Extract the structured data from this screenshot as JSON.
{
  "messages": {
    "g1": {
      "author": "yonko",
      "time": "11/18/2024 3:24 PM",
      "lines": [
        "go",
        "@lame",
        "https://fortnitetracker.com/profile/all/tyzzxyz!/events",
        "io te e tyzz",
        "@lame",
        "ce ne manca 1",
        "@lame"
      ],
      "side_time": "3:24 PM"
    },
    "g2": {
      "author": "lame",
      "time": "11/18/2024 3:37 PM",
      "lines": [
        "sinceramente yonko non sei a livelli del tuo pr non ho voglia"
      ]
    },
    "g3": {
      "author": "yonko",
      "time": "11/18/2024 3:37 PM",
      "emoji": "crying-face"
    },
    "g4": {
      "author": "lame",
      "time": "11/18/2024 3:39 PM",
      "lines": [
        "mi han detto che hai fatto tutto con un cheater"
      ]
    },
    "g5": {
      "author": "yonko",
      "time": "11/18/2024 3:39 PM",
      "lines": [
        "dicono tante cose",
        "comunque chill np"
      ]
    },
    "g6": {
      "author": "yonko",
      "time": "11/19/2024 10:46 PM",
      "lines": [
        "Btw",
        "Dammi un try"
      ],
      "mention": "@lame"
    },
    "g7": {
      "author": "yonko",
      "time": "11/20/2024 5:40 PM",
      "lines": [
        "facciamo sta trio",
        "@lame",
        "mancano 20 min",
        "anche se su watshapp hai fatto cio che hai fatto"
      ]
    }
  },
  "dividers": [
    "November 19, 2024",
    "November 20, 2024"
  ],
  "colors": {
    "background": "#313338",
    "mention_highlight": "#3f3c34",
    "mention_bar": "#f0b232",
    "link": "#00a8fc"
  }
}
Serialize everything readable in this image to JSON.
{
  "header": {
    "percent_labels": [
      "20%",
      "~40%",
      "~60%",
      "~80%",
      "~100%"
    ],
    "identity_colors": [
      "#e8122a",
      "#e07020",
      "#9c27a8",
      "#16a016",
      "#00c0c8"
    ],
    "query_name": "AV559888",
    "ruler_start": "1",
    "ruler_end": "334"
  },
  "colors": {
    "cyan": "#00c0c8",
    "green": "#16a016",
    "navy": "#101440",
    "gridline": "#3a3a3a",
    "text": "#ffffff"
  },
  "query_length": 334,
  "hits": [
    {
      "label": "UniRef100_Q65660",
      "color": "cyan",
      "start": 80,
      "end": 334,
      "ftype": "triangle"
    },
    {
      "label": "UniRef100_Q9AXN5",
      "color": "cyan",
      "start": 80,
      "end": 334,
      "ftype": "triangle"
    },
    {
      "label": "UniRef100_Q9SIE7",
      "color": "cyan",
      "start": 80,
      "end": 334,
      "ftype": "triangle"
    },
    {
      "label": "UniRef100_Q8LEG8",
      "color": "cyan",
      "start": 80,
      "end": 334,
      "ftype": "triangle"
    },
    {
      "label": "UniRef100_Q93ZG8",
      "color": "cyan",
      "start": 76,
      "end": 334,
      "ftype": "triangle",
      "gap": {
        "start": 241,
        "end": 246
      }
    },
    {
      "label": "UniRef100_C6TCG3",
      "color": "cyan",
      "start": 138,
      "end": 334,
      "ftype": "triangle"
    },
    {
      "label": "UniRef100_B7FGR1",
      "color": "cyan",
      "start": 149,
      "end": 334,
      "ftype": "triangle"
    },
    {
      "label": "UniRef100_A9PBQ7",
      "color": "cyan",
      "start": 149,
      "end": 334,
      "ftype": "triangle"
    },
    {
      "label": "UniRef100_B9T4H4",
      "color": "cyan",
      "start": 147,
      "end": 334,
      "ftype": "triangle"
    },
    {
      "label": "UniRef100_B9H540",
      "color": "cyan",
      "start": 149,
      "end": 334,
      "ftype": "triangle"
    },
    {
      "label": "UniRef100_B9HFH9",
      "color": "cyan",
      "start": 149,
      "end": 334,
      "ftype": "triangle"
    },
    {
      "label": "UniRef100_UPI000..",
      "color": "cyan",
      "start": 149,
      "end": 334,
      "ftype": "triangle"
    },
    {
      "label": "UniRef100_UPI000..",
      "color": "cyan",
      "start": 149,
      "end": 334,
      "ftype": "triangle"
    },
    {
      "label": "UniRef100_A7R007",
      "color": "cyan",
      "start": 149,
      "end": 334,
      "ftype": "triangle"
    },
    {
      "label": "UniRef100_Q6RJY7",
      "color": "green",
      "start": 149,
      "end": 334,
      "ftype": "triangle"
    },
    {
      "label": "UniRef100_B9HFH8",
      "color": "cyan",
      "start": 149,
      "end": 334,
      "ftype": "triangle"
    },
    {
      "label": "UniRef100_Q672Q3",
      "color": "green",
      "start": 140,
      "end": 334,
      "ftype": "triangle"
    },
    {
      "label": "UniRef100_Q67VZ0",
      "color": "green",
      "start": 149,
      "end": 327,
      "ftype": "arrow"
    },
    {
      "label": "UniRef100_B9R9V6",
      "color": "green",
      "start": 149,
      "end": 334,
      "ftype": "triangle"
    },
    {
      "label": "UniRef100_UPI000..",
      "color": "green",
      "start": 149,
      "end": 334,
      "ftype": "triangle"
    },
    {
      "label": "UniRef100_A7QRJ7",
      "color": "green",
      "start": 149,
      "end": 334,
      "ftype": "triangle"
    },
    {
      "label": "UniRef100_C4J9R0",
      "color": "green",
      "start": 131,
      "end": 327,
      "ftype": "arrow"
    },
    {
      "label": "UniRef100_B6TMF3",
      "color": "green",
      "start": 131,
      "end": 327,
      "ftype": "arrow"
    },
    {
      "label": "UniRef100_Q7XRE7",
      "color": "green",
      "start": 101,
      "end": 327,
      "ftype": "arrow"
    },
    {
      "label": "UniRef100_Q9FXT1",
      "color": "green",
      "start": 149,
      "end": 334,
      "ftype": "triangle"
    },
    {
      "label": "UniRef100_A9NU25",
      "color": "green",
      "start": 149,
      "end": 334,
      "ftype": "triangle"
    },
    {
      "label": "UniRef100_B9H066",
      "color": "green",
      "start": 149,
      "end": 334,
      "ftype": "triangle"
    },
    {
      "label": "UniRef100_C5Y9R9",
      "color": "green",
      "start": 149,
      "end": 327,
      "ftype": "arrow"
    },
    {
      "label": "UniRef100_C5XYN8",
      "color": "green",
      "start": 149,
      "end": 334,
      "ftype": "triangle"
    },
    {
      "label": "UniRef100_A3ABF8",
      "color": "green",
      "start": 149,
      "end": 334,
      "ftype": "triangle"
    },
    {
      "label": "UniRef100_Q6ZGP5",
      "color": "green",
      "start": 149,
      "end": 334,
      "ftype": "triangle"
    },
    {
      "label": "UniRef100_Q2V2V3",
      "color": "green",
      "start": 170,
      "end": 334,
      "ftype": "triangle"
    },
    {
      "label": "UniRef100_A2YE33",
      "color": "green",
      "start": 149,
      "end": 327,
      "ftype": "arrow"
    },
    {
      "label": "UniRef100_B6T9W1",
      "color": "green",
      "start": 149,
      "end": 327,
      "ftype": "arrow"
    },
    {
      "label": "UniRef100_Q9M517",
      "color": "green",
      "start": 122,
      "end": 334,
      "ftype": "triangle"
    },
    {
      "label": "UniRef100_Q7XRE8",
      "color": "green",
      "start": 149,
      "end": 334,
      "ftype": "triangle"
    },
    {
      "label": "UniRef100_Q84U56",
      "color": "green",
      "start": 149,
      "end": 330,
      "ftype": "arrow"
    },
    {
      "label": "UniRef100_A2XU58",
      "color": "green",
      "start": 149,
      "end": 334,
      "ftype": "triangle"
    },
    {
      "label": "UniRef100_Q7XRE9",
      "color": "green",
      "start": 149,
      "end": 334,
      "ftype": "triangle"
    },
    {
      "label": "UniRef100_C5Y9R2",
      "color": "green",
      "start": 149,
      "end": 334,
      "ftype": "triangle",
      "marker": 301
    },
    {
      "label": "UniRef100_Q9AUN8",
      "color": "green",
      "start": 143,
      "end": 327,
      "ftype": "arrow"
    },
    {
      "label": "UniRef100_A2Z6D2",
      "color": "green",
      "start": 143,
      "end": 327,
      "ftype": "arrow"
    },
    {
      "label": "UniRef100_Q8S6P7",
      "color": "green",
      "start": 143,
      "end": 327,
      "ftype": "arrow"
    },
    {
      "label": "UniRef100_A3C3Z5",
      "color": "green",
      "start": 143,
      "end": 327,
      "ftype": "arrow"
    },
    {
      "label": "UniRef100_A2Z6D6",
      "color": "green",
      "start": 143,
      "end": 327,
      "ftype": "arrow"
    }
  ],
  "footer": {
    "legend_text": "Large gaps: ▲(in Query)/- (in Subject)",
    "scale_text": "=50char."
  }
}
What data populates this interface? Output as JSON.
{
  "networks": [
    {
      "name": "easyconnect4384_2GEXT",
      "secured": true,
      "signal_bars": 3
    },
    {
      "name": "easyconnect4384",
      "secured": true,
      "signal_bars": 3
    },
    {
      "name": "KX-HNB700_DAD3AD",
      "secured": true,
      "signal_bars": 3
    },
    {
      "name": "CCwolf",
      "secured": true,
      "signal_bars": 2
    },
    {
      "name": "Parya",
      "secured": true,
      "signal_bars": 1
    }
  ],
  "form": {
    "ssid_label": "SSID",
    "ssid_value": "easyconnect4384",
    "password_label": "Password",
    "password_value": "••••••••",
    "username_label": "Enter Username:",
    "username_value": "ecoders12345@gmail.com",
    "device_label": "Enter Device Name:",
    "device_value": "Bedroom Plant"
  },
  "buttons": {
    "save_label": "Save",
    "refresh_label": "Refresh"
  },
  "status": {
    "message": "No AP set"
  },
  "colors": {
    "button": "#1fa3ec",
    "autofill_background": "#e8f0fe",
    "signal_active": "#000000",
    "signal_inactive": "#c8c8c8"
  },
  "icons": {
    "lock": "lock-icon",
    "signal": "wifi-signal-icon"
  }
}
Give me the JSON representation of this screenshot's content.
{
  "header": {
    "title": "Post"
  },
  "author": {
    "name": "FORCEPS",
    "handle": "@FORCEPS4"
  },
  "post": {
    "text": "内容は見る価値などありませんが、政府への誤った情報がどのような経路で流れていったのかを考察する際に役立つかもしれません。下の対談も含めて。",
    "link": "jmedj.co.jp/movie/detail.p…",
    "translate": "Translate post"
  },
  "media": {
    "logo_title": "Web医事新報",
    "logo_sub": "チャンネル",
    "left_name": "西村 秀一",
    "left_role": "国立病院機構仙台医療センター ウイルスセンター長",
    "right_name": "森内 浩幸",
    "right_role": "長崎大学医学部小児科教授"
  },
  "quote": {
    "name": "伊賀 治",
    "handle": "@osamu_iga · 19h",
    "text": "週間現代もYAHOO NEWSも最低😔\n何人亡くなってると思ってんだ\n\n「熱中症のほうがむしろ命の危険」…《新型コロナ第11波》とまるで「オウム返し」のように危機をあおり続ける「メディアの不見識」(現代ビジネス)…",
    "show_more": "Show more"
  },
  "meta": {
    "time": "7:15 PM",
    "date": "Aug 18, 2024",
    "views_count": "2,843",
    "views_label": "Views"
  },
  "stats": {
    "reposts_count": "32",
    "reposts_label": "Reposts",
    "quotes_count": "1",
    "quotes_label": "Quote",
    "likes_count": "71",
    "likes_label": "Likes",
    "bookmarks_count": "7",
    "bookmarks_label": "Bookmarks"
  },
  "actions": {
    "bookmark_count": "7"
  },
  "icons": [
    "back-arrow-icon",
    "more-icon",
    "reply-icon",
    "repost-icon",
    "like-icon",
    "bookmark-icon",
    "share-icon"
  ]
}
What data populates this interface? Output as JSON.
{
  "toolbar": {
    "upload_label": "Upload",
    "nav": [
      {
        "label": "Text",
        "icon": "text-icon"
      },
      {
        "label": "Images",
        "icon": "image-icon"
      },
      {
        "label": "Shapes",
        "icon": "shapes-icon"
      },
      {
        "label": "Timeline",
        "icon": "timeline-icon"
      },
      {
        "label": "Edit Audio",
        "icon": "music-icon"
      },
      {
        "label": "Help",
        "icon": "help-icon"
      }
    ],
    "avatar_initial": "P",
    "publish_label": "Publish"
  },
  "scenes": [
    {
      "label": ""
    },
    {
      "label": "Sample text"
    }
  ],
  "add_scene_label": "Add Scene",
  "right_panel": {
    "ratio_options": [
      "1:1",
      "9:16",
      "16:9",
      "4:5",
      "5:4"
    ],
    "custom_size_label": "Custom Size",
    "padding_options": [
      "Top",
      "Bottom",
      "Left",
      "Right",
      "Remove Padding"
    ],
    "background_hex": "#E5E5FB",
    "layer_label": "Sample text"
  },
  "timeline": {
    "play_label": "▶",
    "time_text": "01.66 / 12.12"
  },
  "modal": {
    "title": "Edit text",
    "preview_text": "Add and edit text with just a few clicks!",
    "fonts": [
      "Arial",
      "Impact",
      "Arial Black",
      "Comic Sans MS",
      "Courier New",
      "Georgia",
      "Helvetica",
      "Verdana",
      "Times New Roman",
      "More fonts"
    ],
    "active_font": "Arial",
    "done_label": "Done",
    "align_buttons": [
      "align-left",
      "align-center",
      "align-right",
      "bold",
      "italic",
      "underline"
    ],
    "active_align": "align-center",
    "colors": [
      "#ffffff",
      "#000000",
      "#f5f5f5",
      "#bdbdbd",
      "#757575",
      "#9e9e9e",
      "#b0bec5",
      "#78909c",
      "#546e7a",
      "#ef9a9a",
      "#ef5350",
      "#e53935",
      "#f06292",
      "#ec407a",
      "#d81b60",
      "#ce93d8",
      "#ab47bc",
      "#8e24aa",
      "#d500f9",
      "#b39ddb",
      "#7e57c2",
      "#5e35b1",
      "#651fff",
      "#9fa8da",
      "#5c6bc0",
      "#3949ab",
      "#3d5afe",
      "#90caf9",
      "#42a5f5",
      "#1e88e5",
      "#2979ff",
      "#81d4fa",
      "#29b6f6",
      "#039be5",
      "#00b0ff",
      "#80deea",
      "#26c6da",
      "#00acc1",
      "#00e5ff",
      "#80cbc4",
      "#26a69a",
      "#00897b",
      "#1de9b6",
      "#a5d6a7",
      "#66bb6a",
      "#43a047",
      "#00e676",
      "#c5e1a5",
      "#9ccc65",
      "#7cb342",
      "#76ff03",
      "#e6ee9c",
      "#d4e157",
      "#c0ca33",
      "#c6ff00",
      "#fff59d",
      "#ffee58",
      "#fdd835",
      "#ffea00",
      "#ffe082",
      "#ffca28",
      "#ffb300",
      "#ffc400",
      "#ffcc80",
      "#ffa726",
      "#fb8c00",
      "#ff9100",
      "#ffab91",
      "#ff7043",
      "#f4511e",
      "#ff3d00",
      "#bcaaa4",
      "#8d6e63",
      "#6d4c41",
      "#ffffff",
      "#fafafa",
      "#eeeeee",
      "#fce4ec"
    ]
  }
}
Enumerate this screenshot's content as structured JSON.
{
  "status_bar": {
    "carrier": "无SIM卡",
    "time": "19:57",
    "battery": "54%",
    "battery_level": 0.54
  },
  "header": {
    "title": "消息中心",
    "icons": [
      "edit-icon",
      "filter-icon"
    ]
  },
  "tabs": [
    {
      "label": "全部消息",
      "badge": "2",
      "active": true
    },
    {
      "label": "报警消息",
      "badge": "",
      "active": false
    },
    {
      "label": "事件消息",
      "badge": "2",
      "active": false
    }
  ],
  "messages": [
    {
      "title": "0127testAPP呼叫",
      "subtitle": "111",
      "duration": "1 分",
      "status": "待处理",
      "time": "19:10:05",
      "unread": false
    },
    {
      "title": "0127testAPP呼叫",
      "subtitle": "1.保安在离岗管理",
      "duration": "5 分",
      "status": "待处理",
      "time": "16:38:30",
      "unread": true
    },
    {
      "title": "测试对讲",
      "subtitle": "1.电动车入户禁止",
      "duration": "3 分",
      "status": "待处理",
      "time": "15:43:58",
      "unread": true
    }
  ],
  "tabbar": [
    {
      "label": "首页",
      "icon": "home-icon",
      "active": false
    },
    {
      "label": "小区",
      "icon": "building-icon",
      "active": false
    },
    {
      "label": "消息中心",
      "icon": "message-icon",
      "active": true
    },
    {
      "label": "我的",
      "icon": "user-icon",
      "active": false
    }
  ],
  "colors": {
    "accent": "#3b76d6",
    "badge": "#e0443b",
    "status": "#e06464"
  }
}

=======

# Given request
How many lines of the records contain the string "center"? Respond with the number alone.

# Task response
2